DIRECTION -
Write out the whole listing, matching it exactly.

Dataset rows
+===+
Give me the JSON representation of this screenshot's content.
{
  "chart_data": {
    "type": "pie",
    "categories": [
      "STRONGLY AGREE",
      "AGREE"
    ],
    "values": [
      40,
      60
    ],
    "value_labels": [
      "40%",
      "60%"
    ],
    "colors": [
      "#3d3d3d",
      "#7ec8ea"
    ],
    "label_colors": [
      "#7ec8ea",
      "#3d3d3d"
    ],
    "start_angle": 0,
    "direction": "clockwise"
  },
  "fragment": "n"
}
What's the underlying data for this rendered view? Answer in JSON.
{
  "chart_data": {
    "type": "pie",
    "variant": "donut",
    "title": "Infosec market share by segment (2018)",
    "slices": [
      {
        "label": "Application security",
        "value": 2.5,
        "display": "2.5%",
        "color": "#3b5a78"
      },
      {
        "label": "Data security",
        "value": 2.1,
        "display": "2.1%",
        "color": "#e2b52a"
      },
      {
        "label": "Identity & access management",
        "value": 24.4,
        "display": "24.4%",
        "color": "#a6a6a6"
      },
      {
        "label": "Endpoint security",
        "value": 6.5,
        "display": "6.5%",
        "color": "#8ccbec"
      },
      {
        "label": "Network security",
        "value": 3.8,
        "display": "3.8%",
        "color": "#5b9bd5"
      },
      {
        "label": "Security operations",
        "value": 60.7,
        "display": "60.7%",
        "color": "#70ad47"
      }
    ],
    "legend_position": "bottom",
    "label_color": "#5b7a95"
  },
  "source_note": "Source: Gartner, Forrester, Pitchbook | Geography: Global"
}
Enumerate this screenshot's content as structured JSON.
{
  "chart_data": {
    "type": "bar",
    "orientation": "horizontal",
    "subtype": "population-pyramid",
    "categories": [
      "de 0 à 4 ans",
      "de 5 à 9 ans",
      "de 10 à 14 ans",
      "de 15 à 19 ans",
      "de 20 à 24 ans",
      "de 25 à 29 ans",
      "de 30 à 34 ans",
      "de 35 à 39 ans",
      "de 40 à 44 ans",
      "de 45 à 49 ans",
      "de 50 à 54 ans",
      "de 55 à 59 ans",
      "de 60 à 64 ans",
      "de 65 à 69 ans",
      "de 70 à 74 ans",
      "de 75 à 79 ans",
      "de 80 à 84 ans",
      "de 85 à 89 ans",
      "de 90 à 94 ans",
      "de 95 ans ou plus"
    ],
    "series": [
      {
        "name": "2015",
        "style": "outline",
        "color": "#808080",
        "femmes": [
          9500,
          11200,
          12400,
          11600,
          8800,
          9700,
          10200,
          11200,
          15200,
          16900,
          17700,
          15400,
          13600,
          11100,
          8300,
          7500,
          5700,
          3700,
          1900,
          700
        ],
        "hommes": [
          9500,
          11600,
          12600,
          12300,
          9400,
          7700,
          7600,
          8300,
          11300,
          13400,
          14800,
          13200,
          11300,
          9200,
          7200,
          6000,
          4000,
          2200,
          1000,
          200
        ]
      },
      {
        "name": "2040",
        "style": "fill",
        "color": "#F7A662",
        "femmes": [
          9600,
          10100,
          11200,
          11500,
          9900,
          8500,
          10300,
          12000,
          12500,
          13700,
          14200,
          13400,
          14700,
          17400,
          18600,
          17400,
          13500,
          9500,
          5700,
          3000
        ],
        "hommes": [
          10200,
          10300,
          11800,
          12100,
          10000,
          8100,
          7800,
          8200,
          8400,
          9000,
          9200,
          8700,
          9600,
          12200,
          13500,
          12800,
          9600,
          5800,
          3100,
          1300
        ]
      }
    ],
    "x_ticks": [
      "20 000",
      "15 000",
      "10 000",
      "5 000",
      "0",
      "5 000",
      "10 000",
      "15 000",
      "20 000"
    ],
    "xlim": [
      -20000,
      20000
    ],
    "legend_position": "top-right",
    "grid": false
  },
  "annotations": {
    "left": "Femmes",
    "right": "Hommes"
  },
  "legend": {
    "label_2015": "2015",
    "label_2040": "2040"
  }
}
+===+
ANSWER TO THIS EXERCISE -
Give me the JSON representation of this screenshot's content.
{
  "chart_data": {
    "type": "pie",
    "categories": [
      "STRONGLY AGREE",
      "AGREE"
    ],
    "values": [
      40,
      60
    ],
    "value_labels": [
      "40%",
      "60%"
    ],
    "colors": [
      "#3d3d3d",
      "#7ec8ea"
    ],
    "label_colors": [
      "#7ec8ea",
      "#3d3d3d"
    ],
    "start_angle": 0,
    "direction": "clockwise"
  },
  "fragment": "n"
}
What's the underlying data for this rendered view? Answer in JSON.
{
  "chart_data": {
    "type": "pie",
    "variant": "donut",
    "title": "Infosec market share by segment (2018)",
    "slices": [
      {
        "label": "Application security",
        "value": 2.5,
        "display": "2.5%",
        "color": "#3b5a78"
      },
      {
        "label": "Data security",
        "value": 2.1,
        "display": "2.1%",
        "color": "#e2b52a"
      },
      {
        "label": "Identity & access management",
        "value": 24.4,
        "display": "24.4%",
        "color": "#a6a6a6"
      },
      {
        "label": "Endpoint security",
        "value": 6.5,
        "display": "6.5%",
        "color": "#8ccbec"
      },
      {
        "label": "Network security",
        "value": 3.8,
        "display": "3.8%",
        "color": "#5b9bd5"
      },
      {
        "label": "Security operations",
        "value": 60.7,
        "display": "60.7%",
        "color": "#70ad47"
      }
    ],
    "legend_position": "bottom",
    "label_color": "#5b7a95"
  },
  "source_note": "Source: Gartner, Forrester, Pitchbook | Geography: Global"
}
Enumerate this screenshot's content as structured JSON.
{
  "chart_data": {
    "type": "bar",
    "orientation": "horizontal",
    "subtype": "population-pyramid",
    "categories": [
      "de 0 à 4 ans",
      "de 5 à 9 ans",
      "de 10 à 14 ans",
      "de 15 à 19 ans",
      "de 20 à 24 ans",
      "de 25 à 29 ans",
      "de 30 à 34 ans",
      "de 35 à 39 ans",
      "de 40 à 44 ans",
      "de 45 à 49 ans",
      "de 50 à 54 ans",
      "de 55 à 59 ans",
      "de 60 à 64 ans",
      "de 65 à 69 ans",
      "de 70 à 74 ans",
      "de 75 à 79 ans",
      "de 80 à 84 ans",
      "de 85 à 89 ans",
      "de 90 à 94 ans",
      "de 95 ans ou plus"
    ],
    "series": [
      {
        "name": "2015",
        "style": "outline",
        "color": "#808080",
        "femmes": [
          9500,
          11200,
          12400,
          11600,
          8800,
          9700,
          10200,
          11200,
          15200,
          16900,
          17700,
          15400,
          13600,
          11100,
          8300,
          7500,
          5700,
          3700,
          1900,
          700
        ],
        "hommes": [
          9500,
          11600,
          12600,
          12300,
          9400,
          7700,
          7600,
          8300,
          11300,
          13400,
          14800,
          13200,
          11300,
          9200,
          7200,
          6000,
          4000,
          2200,
          1000,
          200
        ]
      },
      {
        "name": "2040",
        "style": "fill",
        "color": "#F7A662",
        "femmes": [
          9600,
          10100,
          11200,
          11500,
          9900,
          8500,
          10300,
          12000,
          12500,
          13700,
          14200,
          13400,
          14700,
          17400,
          18600,
          17400,
          13500,
          9500,
          5700,
          3000
        ],
        "hommes": [
          10200,
          10300,
          11800,
          12100,
          10000,
          8100,
          7800,
          8200,
          8400,
          9000,
          9200,
          8700,
          9600,
          12200,
          13500,
          12800,
          9600,
          5800,
          3100,
          1300
        ]
      }
    ],
    "x_ticks": [
      "20 000",
      "15 000",
      "10 000",
      "5 000",
      "0",
      "5 000",
      "10 000",
      "15 000",
      "20 000"
    ],
    "xlim": [
      -20000,
      20000
    ],
    "legend_position": "top-right",
    "grid": false
  },
  "annotations": {
    "left": "Femmes",
    "right": "Hommes"
  },
  "legend": {
    "label_2015": "2015",
    "label_2040": "2040"
  }
}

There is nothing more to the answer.